## TEXT
#####

In spite of making child welfare a central plank of his argument, Mason doesn't consider the fact that First Nations Child and Family Services Executive Director Cindy Blackstock is presently challenging the government of Canada in a Human Rights Tribunal over chronic underfunding of on-reserve child welfare--leaving Aboriginal kids across Canada with as much as 20% less of the funding their non-Indigenous counterparts receive. That stuff, to Mason, seems too vague to have any power over whether Aboriginal women get murdered.

"The hard truth about today's debate around missing and murdered aboriginal women," Mason says, "is this: Nothing will be done to address this matter until aboriginal leaders own some of the responsibility themselves. For too long now, they have pointed the fingers at everyone else and refused to be held accountable. It's the province's fault. It's Ottawa's fault. It's the fault of everyone but First Nations themselves."

Putting aside the shrill racism of the assumption that "Aboriginal leaders," generally, agree on anything at all, and that none has borne responsibility for failures in his or her community leading to issues such as increased family violence, addiction, or homelessness, it's still stunning that Mason can miss the central problem of missing and murdered women: the notion that the women themselves have little value to those around them.

There is no question that in many Aboriginal communities across Canada, there are problems with substance abuse and family violence. A quick review of Canadian history leads to the unfortunate conclusion that stealing Native children, beating their languages and cultures out of them for years, often raping and torturing them for good measure, and dumping them back in the communities you worked hard to teach them were worthless is probably a good way to promote a high degree of violence and addiction.

This is, as Mason puts it, "the hard truth." It is very hard and very shameful to admit that for well over 100 years, our country engaged in a quiet genocide (defined according to Article 2, parts b, c, e, and sometimes d, of the UN's Convention on Genocide) against Aboriginal people through the Indian Residential Schools system. When it finally closed the schools, our country didn't do nearly enough (or, for that matter, very much at all) to attempt to right the enormous wrong of their having existed for so long. That wrong lives on in suffering communities from coast to coast to coast, and it's not hard to understand why even if it's hard for some to accept. On reflection of our official history of destroying Aboriginal people and families, it's tough not to notice that what the government of Canada was doing was driving into those children what so many of us already believed then and still believe now: that Native lives don't matter.

#####

## SOURCE DATA
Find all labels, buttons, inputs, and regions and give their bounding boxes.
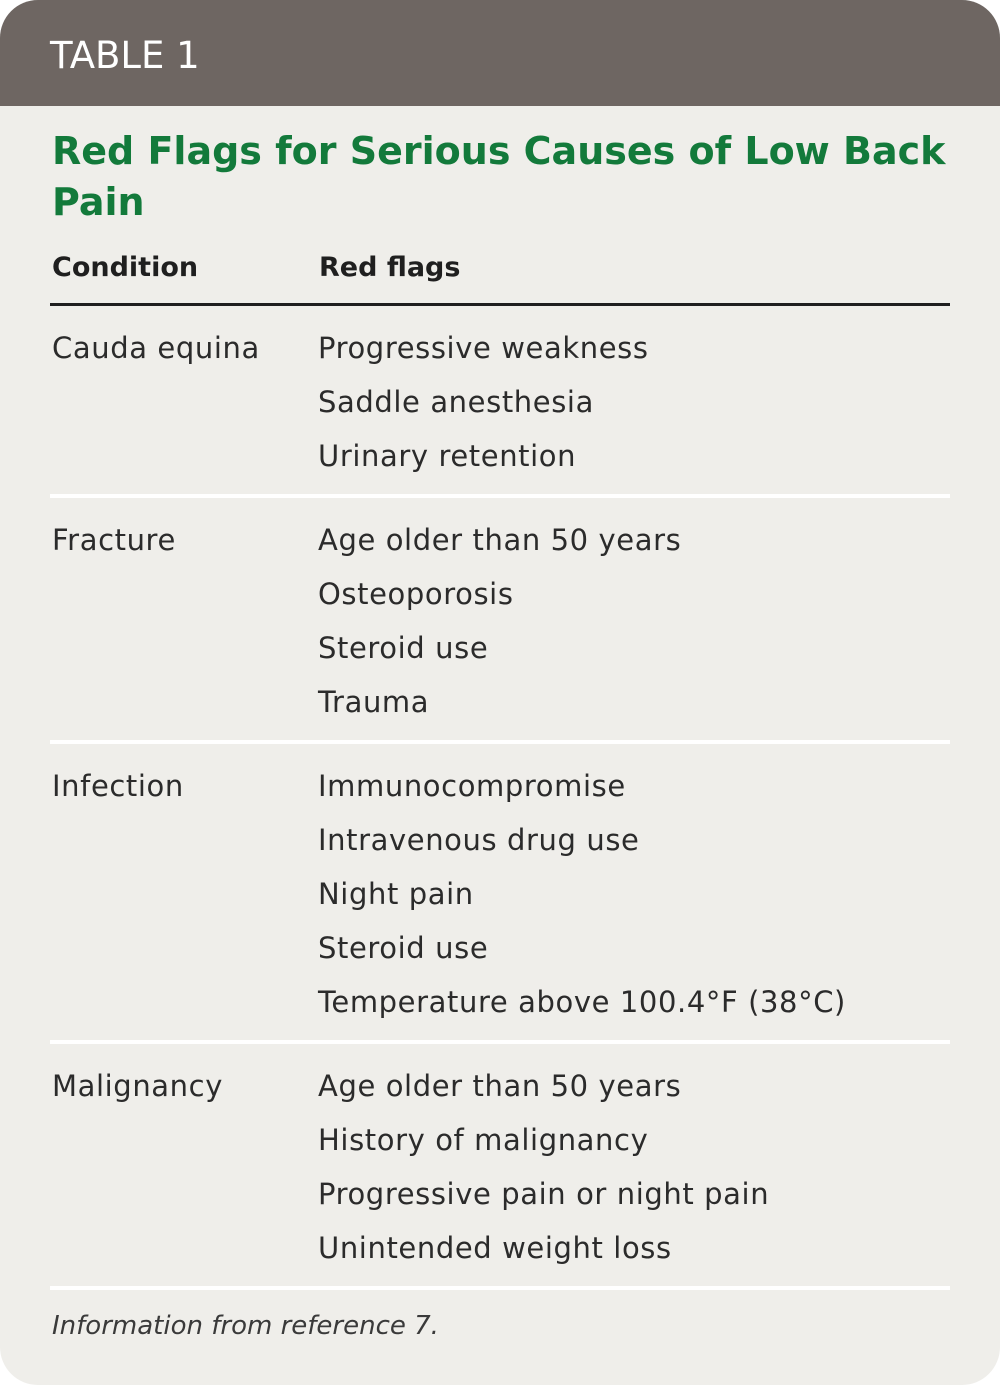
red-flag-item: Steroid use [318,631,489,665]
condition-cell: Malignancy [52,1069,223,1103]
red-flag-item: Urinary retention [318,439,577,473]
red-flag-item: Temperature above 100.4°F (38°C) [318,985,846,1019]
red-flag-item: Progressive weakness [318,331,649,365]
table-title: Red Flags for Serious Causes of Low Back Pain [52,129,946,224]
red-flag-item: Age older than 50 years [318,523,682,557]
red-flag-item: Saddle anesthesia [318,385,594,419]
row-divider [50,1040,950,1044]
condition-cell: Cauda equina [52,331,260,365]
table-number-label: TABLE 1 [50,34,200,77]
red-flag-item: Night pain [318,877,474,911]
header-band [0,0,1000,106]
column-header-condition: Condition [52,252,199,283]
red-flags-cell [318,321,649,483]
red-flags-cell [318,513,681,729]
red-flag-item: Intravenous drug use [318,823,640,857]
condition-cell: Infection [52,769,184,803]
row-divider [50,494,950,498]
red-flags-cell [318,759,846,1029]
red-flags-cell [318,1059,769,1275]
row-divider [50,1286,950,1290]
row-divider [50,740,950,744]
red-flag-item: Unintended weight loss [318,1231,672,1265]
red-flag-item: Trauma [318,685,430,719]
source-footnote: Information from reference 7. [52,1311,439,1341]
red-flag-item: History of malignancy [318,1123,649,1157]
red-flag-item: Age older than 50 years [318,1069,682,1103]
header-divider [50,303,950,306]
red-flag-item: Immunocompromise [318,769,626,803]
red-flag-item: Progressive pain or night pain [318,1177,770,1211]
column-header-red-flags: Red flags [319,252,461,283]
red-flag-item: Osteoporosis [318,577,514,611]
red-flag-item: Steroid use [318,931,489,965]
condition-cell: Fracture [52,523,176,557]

#####

## PROBLEMS
a. In the listing, edit the lines from the line with "red-flag-item: Steroid use [318,631,489,665]" to the line with "red-flag-item: Saddle anesthesia" by replacing "Urinary retention" with "Bladder retention", and give those lines back with nothing else changed.
b. Proceed with the commentary on missing and murdered Aboriginal women, starting after its final sentence.
The article and the listing are unrelated material.

## RESPONSES IN ORDER
a.
red-flag-item: Steroid use [318,631,489,665]
condition-cell: Malignancy [52,1069,223,1103]
red-flag-item: Bladder retention [318,439,577,473]
red-flag-item: Temperature above 100.4°F (38°C) [318,985,846,1019]
red-flag-item: Progressive weakness [318,331,649,365]
table-title: Red Flags for Serious Causes of Low Back Pain [52,129,946,224]
red-flag-item: Age older than 50 years [318,523,682,557]
red-flag-item: Saddle anesthesia [318,385,594,419]

b.
Within their communities, at least, the women who go missing have some value -- that's why Indigenous Nations across Canada have been sounding the alarm over the missing women for years. The real problem is outside of Native communities, where 1,000 missing and murdered women don't add up to the panic Mason profiles over a single missing white girl.

In Tina Fontaine's case -- or in the cases of the many women killed by Robert Pickton -- the killer knew enough to wager that the community wouldn't notice another missing Aboriginal woman. He understood that Aboriginal women don't have a lot of value in Canadian society -- nor do the extremely poor, the drug- or alcohol-addicted, and those who sell sex. So an impoverished Aboriginal girl impaired by drugs or alcohol, willing to accept money or a place to stay in exchange for sex? Who would care if they learned one of those people went missing?

That last question is the one that Gary Mason should have been trying to answer: how do we make police, governments, institutions, and one another care more about Aboriginal women, even if they do things that some among us may find unseemly, like drinking or using drugs or selling sex?

This is precisely the question that those demanding an inquiry into missing and murdered women hope to see answered. Because it's become excruciatingly obvious in Canada that men -- sometimes Aboriginal men, often white men -- can kill Aboriginal women with virtual impunity, and that is not the fault of Aboriginal women, nor the fault of the leaders of the Aboriginal communities they come from. The murders, of course, are the fault of the killers. But the fact that we have such a hard time noticing it happening, let alone bringing the killers to justice, that's someone else's fault, and an inquiry would help us identify the culprits and, hopefully, stem this epidemic. Not just the epidemic of murder, but the epidemic of seeing Indigenous women as worthless.